* _Условие задания_
Замените «Эней» на «Одиссей» во фрагменте статьи об осовременивании оперы от «А дискуссия вспыхивает» до «тут что означают?» и приведите этот фрагмент целиком.

* _Раздел документа_
_ _ _ _
О крайностях осовременивания в классической опере - «Театр»
Зададим простой вопрос: дискуссия о том, надо ли при каждой оперной постановке «осовременивать» ее сюжет, то есть переносить действие века этак из XVI в наши дни,— это разговор для узкого круга любителей оперы или тут что-то важное для всей мировой или национальной культуры в целом? Может, это разговор не только о том, какой должна быть опера, а о чем-то куда более важном?
А дискуссия вспыхивает постоянно. Вот в ушедшем году весьма смешанно встретили работу Большого театра («Дидона и Эней» Генри Перселла). Споры — так уж получается — шли почти только о том, что за странности творятся на сцене под хорошую музыку. Эней (герой Троянской войны, предок всех римских патрициев и прочая) — а он зачем бегает по сцене во френче, как у Александра Васильевича Колчака? А что это за замечательная бурятская актриса, изображающая в прологе девушку с Кипра? И еще вот эти непонятные персонажи, напоминающие сегодняшних мигрантов в Европу,— они тут что означают?
Напомним, что в данном случае это сделал французский постановщик Венсан Уге, да и вообще опера перекочевала в Большой с оперного фестиваля в Экс-ан-Провансе (Франция). То есть мы следуем мировой моде, да попросту ее импортируем, и не первый раз.
_ _ _ _
* _Раздел данных_
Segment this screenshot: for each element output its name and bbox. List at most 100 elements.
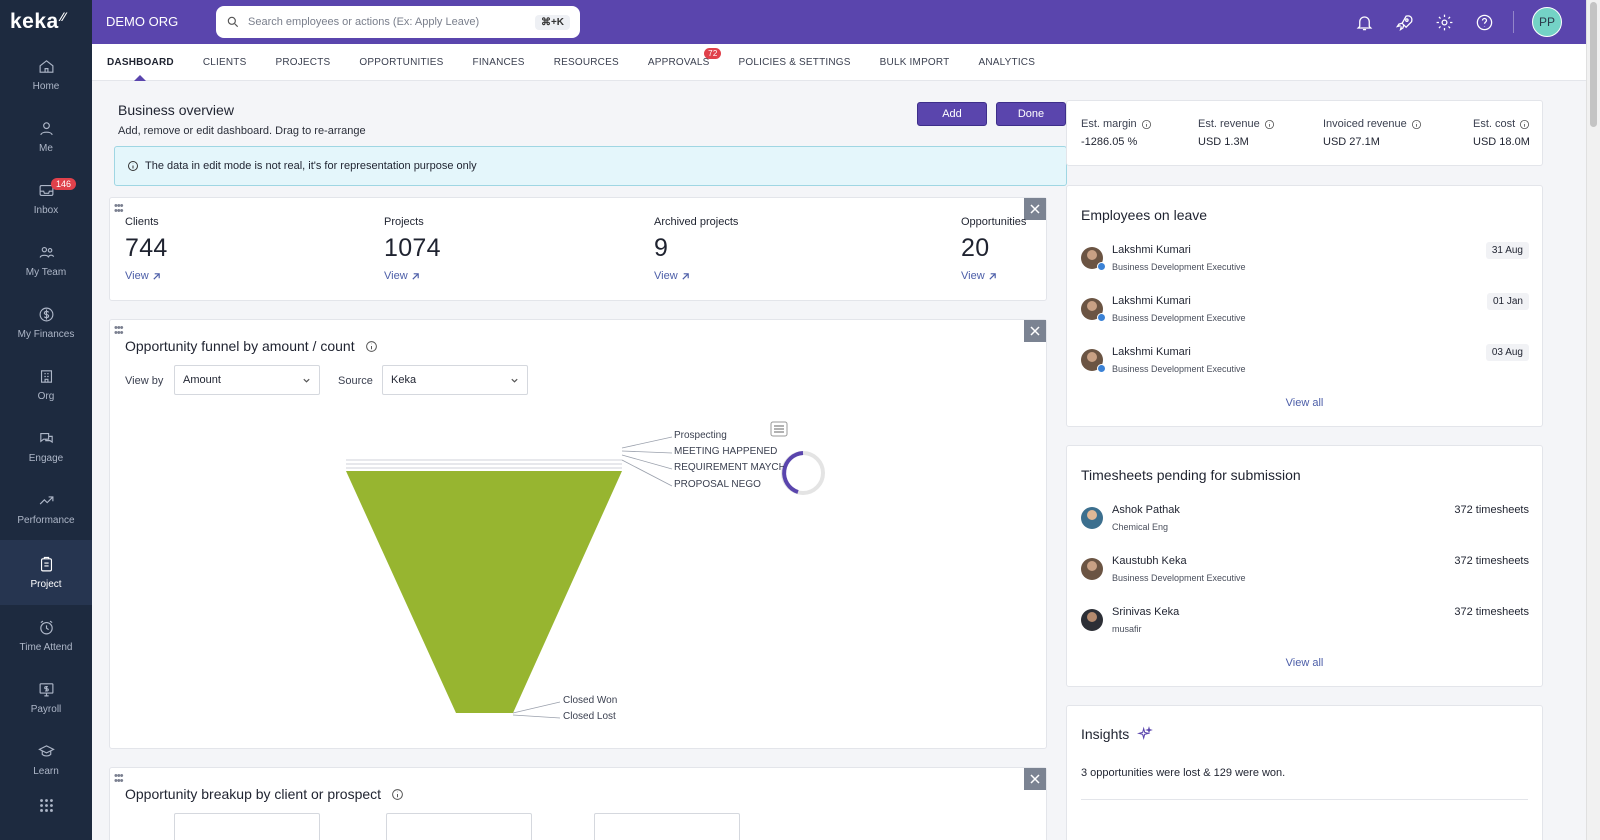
_ _ _ _
* _Решение_
А дискуссия вспыхивает постоянно. Вот в ушедшем году весьма смешанно встретили работу Большого театра («Дидона и Одиссей» Генри Перселла). Споры — так уж получается — шли почти только о том, что за странности творятся на сцене под хорошую музыку. Одиссей (герой Троянской войны, предок всех римских патрициев и прочая) — а он зачем бегает по сцене во френче, как у Александра Васильевича Колчака? А что это за замечательная бурятская актриса, изображающая в прологе девушку с Кипра? И еще вот эти непонятные персонажи, напоминающие сегодняшних мигрантов в Европу,— они тут что означают?